**SOURCE TEXT**
Thanks for your suggestions, please see my comments inline.

> -----Original Message-----
> From: Jonathan Cameron <jonathan.cameron@huawei.com>
> Sent: Thursday, February 19, 2026 4:07 AM
> To: Besar Wicaksono <bwicaksono@nvidia.com>
> Cc: will@kernel.org; suzuki.poulose@arm.com; robin.murphy@arm.com;
> ilkka@os.amperecomputing.com; linux-arm-kernel@lists.infradead.org; linux-
> kernel@vger.kernel.org; linux-tegra@vger.kernel.org; mark.rutland@arm.com;
> Thierry Reding <treding@nvidia.com>; Jon Hunter <jonathanh@nvidia.com>;
> Vikram Sethi <vsethi@nvidia.com>; Rich Wiley <rwiley@nvidia.com>; Shanker
> Donthineni <sdonthineni@nvidia.com>; Sean Kelley <skelley@nvidia.com>;
> Yifei Wan <ywan@nvidia.com>; Matt Ochs <mochs@nvidia.com>; Nirmoy Das
> <nirmoyd@nvidia.com>; Bjorn Helgaas <bhelgaas@google.com>; linux-
> pci@vger.kernel.org; Yushan Wang <wangyushan12@huawei.com>;
> shiju.jose@huawei.com
> Subject: Re: [PATCH v2 4/8] perf/arm_cspmu: nvidia: Add Tegra410 PCIE PMU
> 
> External email: Use caution opening links or attachments
> 
> 
> On Wed, 18 Feb 2026 14:58:05 +0000
> Besar Wicaksono <bwicaksono@nvidia.com> wrote:
> 
> > Adds PCIE PMU support in Tegra410 SOC. This PMU is instanced
> > in each root complex in the SOC and can capture traffic from
> > PCIE device to various memory types. This PMU can filter traffic
> > based on the originating root port or BDF and the target memory
> > types (CPU DRAM, GPU Memory, CXL Memory, or remote Memory).
> >
> > Reviewed-by: Ilkka Koskinen <ilkka@os.amperecomputing.com>
> > Signed-off-by: Besar Wicaksono <bwicaksono@nvidia.com>
> 
> Given I've added a bunch of +CC I've left all your patch in place rather
> than cropping to just what I've commented on.

**SUPPLIED RECORDS**
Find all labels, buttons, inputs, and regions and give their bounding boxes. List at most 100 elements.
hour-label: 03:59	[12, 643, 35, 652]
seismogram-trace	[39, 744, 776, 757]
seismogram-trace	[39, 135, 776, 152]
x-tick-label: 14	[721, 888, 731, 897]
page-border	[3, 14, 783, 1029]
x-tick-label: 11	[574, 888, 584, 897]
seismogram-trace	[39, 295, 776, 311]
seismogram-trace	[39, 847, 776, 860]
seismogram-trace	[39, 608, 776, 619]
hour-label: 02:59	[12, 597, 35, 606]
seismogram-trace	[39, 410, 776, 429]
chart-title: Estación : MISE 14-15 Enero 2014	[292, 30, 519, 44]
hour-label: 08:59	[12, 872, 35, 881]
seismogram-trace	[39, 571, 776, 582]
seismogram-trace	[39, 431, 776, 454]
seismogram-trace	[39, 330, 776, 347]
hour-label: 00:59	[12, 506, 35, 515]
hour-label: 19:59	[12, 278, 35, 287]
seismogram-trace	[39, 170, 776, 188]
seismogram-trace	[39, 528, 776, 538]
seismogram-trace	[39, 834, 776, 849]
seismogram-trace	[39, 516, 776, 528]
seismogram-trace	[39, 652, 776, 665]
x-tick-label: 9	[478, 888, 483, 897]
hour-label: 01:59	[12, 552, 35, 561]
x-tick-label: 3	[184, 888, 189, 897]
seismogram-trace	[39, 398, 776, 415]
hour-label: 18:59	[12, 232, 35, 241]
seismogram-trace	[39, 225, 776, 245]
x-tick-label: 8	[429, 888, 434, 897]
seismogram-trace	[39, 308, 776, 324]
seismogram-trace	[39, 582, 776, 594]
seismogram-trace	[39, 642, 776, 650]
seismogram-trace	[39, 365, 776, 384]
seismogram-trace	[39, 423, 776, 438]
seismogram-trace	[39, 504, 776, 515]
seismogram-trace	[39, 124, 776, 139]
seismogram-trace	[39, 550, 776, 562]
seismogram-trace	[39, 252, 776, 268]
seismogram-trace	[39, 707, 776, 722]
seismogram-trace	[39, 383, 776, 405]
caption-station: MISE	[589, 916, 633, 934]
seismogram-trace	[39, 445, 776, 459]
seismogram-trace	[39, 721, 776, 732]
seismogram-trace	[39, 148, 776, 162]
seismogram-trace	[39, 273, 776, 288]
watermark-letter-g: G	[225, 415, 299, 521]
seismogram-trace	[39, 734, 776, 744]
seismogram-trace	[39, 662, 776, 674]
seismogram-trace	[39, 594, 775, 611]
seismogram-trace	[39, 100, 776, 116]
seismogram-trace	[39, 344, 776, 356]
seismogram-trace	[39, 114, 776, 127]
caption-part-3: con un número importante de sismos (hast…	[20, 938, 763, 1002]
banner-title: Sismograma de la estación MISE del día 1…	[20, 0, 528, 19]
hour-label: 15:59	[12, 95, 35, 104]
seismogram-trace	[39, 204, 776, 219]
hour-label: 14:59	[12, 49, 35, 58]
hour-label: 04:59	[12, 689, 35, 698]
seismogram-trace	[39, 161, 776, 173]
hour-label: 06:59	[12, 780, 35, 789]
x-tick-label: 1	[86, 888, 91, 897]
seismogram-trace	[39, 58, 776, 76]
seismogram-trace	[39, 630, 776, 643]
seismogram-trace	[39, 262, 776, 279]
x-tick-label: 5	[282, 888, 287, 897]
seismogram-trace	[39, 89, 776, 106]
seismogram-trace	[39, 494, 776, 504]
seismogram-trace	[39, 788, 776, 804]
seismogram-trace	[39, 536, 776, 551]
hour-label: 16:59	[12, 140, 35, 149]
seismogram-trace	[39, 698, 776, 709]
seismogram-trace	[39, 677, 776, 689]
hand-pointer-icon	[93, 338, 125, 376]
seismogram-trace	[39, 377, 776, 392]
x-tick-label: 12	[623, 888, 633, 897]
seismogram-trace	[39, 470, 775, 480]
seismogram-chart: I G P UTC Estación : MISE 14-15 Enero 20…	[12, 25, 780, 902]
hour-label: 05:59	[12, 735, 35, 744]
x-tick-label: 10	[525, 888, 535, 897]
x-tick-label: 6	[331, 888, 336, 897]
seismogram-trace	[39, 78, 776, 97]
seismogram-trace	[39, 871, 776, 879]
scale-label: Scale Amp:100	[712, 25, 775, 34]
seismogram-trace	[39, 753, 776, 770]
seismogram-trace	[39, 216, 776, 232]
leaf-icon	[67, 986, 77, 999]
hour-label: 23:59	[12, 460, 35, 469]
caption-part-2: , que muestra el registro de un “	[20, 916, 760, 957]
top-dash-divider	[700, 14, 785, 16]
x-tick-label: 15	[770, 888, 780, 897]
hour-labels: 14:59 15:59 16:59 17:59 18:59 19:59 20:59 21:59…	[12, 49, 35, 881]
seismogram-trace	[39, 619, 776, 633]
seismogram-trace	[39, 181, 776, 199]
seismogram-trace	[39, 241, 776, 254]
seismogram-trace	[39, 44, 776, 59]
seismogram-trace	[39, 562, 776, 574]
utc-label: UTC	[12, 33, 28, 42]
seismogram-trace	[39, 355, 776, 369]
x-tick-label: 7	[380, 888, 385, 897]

**PROBLEMS TO SOLVE**
[1] According to the mailing list text on the Tegra410 PCIE PMU patch, which target memory types can the PMU use to filter traffic?
[2] Continue the mailing list text about the Tegra410 PCIE PMU patch from where it stops.
The rows have no connection to the mailing list text.

**RESPONSES TO THE EXERCISE**
[1] CPU DRAM, GPU Memory, CXL Memory, or remote Memory.

[2]
> 
> Great to see another PCIe related PMU, but this is certainly showing
> the diversity in what such things are!
> 
> I've expressed a few times that it would be really nice if a standard
> PCI centric defintion would come from the PCI-SIG (similar to the one
> that CXL has) but what you have here is, I think, monitoring certainly
> types of accesses closer to the CPU interconnect side of the RC than
> such a spec would cover.  As mentioned below I've +CC various people who
> will be interested in this. Please keep them cc'd on v3.
> 

That is correct, this PMU is more on the SOC fabric side connecting the
PCIE RC and the memory subsystem.

> > ---
> >  .../admin-guide/perf/nvidia-tegra410-pmu.rst  | 162 ++++++++++++++
> >  drivers/perf/arm_cspmu/nvidia_cspmu.c         | 211 +++++++++++++++++-
> >  2 files changed, 368 insertions(+), 5 deletions(-)
> >
> > diff --git a/Documentation/admin-guide/perf/nvidia-tegra410-pmu.rst
> b/Documentation/admin-guide/perf/nvidia-tegra410-pmu.rst
> > index 7b7ba5700ca1..8528685ddb61 100644
> > --- a/Documentation/admin-guide/perf/nvidia-tegra410-pmu.rst
> > +++ b/Documentation/admin-guide/perf/nvidia-tegra410-pmu.rst
> > @@ -6,6 +6,7 @@ The NVIDIA Tegra410 SoC includes various system PMUs
> to measure key performance
> >  metrics like memory bandwidth, latency, and utilization:
> >
> >  * Unified Coherence Fabric (UCF)
> > +* PCIE
> 
> It's interesting to see what people put in their PCIe related PMUs.
> Seems we are getting a bit of a split into those focused on the SoC side of the
> host bridge
> and those focused on the PCI protocol stuff (so counting TLPs, FLITs, Retries
> etc).
> 
> I don't suppose it matters that much, but maybe we need to think about some
> suitable
> terminology..
> 
> I've +CC linux-pci and Bjorn as those are the folk who are most likely to
> comment
> on generalization aspects of PCIe PMUs.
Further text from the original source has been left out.